- Material shown:
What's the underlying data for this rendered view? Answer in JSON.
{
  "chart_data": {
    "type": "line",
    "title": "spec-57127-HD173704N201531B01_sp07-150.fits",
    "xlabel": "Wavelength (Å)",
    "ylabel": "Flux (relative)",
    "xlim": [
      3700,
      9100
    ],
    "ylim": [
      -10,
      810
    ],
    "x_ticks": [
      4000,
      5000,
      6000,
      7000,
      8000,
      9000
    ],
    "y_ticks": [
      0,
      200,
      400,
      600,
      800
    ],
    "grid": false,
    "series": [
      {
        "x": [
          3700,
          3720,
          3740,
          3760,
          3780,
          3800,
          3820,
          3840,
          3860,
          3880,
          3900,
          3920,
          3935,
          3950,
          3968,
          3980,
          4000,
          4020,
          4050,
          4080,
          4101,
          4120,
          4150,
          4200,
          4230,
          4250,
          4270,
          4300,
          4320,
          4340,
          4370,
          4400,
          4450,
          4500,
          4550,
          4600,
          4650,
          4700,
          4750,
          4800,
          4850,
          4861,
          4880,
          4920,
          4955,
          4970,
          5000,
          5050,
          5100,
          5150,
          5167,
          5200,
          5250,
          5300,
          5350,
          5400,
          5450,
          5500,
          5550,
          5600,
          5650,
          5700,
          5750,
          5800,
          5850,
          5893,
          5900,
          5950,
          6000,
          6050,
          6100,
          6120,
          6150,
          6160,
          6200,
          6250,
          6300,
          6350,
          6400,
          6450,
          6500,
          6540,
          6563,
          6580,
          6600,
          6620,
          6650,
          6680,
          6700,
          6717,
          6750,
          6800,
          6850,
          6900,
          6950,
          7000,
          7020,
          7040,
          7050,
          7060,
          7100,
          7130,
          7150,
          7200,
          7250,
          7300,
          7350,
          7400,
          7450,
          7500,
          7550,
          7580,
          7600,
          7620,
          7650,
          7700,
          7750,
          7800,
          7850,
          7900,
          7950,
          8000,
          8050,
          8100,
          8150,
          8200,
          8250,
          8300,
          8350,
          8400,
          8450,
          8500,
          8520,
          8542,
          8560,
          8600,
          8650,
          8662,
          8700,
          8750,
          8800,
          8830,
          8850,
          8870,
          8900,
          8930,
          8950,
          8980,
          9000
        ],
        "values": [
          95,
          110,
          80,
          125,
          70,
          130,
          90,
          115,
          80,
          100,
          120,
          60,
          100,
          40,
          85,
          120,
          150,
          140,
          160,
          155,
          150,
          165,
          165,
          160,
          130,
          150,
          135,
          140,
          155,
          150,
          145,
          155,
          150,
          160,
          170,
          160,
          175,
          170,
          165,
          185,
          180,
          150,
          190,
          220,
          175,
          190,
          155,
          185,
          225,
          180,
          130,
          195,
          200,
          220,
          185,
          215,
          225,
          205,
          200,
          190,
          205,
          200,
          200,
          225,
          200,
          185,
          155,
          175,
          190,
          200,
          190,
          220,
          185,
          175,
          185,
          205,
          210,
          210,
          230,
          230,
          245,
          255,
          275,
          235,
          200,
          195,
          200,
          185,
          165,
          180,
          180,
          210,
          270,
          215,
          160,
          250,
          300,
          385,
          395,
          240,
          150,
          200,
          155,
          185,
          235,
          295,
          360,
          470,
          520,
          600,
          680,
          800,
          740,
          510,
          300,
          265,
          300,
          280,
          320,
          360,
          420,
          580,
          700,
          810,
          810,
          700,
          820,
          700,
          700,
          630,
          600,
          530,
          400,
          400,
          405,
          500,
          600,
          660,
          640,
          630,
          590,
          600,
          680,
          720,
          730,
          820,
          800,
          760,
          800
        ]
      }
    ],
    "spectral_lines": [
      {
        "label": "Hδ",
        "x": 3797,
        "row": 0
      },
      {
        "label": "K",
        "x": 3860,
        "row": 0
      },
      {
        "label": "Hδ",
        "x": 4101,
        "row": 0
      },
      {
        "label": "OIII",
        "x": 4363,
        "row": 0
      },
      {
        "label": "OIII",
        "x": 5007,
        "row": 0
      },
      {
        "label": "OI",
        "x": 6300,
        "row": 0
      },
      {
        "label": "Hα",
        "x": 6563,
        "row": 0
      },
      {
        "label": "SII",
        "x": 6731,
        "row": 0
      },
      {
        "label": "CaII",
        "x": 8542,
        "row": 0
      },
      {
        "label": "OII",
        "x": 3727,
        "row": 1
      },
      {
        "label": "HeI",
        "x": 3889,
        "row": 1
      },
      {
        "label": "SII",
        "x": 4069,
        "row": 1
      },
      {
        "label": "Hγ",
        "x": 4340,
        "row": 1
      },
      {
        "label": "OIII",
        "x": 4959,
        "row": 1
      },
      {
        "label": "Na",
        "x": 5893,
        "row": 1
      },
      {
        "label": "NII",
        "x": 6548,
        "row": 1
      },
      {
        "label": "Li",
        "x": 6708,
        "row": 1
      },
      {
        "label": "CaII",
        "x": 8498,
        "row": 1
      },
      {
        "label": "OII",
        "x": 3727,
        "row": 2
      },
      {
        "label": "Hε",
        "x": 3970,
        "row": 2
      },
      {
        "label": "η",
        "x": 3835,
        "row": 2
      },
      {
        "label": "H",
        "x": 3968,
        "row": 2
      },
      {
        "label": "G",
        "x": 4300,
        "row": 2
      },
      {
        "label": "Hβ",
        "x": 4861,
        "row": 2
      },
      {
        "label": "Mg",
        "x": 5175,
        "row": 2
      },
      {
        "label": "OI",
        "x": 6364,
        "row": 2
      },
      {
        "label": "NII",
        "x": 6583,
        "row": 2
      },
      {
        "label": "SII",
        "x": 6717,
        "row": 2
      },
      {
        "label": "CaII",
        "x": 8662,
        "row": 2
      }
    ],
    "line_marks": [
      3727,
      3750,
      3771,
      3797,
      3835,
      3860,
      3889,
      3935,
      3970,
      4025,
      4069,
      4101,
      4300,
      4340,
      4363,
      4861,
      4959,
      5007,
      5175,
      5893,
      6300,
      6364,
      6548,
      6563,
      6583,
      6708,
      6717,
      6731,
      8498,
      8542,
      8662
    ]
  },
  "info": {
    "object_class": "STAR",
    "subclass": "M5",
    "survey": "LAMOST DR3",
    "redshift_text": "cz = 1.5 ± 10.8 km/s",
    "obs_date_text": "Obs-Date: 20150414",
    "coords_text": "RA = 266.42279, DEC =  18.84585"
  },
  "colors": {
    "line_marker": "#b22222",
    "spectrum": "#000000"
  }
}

- What this task involves:
Reproduce the whole listing word for word.

- Full output:
What's the underlying data for this rendered view? Answer in JSON.
{
  "chart_data": {
    "type": "line",
    "title": "spec-57127-HD173704N201531B01_sp07-150.fits",
    "xlabel": "Wavelength (Å)",
    "ylabel": "Flux (relative)",
    "xlim": [
      3700,
      9100
    ],
    "ylim": [
      -10,
      810
    ],
    "x_ticks": [
      4000,
      5000,
      6000,
      7000,
      8000,
      9000
    ],
    "y_ticks": [
      0,
      200,
      400,
      600,
      800
    ],
    "grid": false,
    "series": [
      {
        "x": [
          3700,
          3720,
          3740,
          3760,
          3780,
          3800,
          3820,
          3840,
          3860,
          3880,
          3900,
          3920,
          3935,
          3950,
          3968,
          3980,
          4000,
          4020,
          4050,
          4080,
          4101,
          4120,
          4150,
          4200,
          4230,
          4250,
          4270,
          4300,
          4320,
          4340,
          4370,
          4400,
          4450,
          4500,
          4550,
          4600,
          4650,
          4700,
          4750,
          4800,
          4850,
          4861,
          4880,
          4920,
          4955,
          4970,
          5000,
          5050,
          5100,
          5150,
          5167,
          5200,
          5250,
          5300,
          5350,
          5400,
          5450,
          5500,
          5550,
          5600,
          5650,
          5700,
          5750,
          5800,
          5850,
          5893,
          5900,
          5950,
          6000,
          6050,
          6100,
          6120,
          6150,
          6160,
          6200,
          6250,
          6300,
          6350,
          6400,
          6450,
          6500,
          6540,
          6563,
          6580,
          6600,
          6620,
          6650,
          6680,
          6700,
          6717,
          6750,
          6800,
          6850,
          6900,
          6950,
          7000,
          7020,
          7040,
          7050,
          7060,
          7100,
          7130,
          7150,
          7200,
          7250,
          7300,
          7350,
          7400,
          7450,
          7500,
          7550,
          7580,
          7600,
          7620,
          7650,
          7700,
          7750,
          7800,
          7850,
          7900,
          7950,
          8000,
          8050,
          8100,
          8150,
          8200,
          8250,
          8300,
          8350,
          8400,
          8450,
          8500,
          8520,
          8542,
          8560,
          8600,
          8650,
          8662,
          8700,
          8750,
          8800,
          8830,
          8850,
          8870,
          8900,
          8930,
          8950,
          8980,
          9000
        ],
        "values": [
          95,
          110,
          80,
          125,
          70,
          130,
          90,
          115,
          80,
          100,
          120,
          60,
          100,
          40,
          85,
          120,
          150,
          140,
          160,
          155,
          150,
          165,
          165,
          160,
          130,
          150,
          135,
          140,
          155,
          150,
          145,
          155,
          150,
          160,
          170,
          160,
          175,
          170,
          165,
          185,
          180,
          150,
          190,
          220,
          175,
          190,
          155,
          185,
          225,
          180,
          130,
          195,
          200,
          220,
          185,
          215,
          225,
          205,
          200,
          190,
          205,
          200,
          200,
          225,
          200,
          185,
          155,
          175,
          190,
          200,
          190,
          220,
          185,
          175,
          185,
          205,
          210,
          210,
          230,
          230,
          245,
          255,
          275,
          235,
          200,
          195,
          200,
          185,
          165,
          180,
          180,
          210,
          270,
          215,
          160,
          250,
          300,
          385,
          395,
          240,
          150,
          200,
          155,
          185,
          235,
          295,
          360,
          470,
          520,
          600,
          680,
          800,
          740,
          510,
          300,
          265,
          300,
          280,
          320,
          360,
          420,
          580,
          700,
          810,
          810,
          700,
          820,
          700,
          700,
          630,
          600,
          530,
          400,
          400,
          405,
          500,
          600,
          660,
          640,
          630,
          590,
          600,
          680,
          720,
          730,
          820,
          800,
          760,
          800
        ]
      }
    ],
    "spectral_lines": [
      {
        "label": "Hδ",
        "x": 3797,
        "row": 0
      },
      {
        "label": "K",
        "x": 3860,
        "row": 0
      },
      {
        "label": "Hδ",
        "x": 4101,
        "row": 0
      },
      {
        "label": "OIII",
        "x": 4363,
        "row": 0
      },
      {
        "label": "OIII",
        "x": 5007,
        "row": 0
      },
      {
        "label": "OI",
        "x": 6300,
        "row": 0
      },
      {
        "label": "Hα",
        "x": 6563,
        "row": 0
      },
      {
        "label": "SII",
        "x": 6731,
        "row": 0
      },
      {
        "label": "CaII",
        "x": 8542,
        "row": 0
      },
      {
        "label": "OII",
        "x": 3727,
        "row": 1
      },
      {
        "label": "HeI",
        "x": 3889,
        "row": 1
      },
      {
        "label": "SII",
        "x": 4069,
        "row": 1
      },
      {
        "label": "Hγ",
        "x": 4340,
        "row": 1
      },
      {
        "label": "OIII",
        "x": 4959,
        "row": 1
      },
      {
        "label": "Na",
        "x": 5893,
        "row": 1
      },
      {
        "label": "NII",
        "x": 6548,
        "row": 1
      },
      {
        "label": "Li",
        "x": 6708,
        "row": 1
      },
      {
        "label": "CaII",
        "x": 8498,
        "row": 1
      },
      {
        "label": "OII",
        "x": 3727,
        "row": 2
      },
      {
        "label": "Hε",
        "x": 3970,
        "row": 2
      },
      {
        "label": "η",
        "x": 3835,
        "row": 2
      },
      {
        "label": "H",
        "x": 3968,
        "row": 2
      },
      {
        "label": "G",
        "x": 4300,
        "row": 2
      },
      {
        "label": "Hβ",
        "x": 4861,
        "row": 2
      },
      {
        "label": "Mg",
        "x": 5175,
        "row": 2
      },
      {
        "label": "OI",
        "x": 6364,
        "row": 2
      },
      {
        "label": "NII",
        "x": 6583,
        "row": 2
      },
      {
        "label": "SII",
        "x": 6717,
        "row": 2
      },
      {
        "label": "CaII",
        "x": 8662,
        "row": 2
      }
    ],
    "line_marks": [
      3727,
      3750,
      3771,
      3797,
      3835,
      3860,
      3889,
      3935,
      3970,
      4025,
      4069,
      4101,
      4300,
      4340,
      4363,
      4861,
      4959,
      5007,
      5175,
      5893,
      6300,
      6364,
      6548,
      6563,
      6583,
      6708,
      6717,
      6731,
      8498,
      8542,
      8662
    ]
  },
  "info": {
    "object_class": "STAR",
    "subclass": "M5",
    "survey": "LAMOST DR3",
    "redshift_text": "cz = 1.5 ± 10.8 km/s",
    "obs_date_text": "Obs-Date: 20150414",
    "coords_text": "RA = 266.42279, DEC =  18.84585"
  },
  "colors": {
    "line_marker": "#b22222",
    "spectrum": "#000000"
  }
}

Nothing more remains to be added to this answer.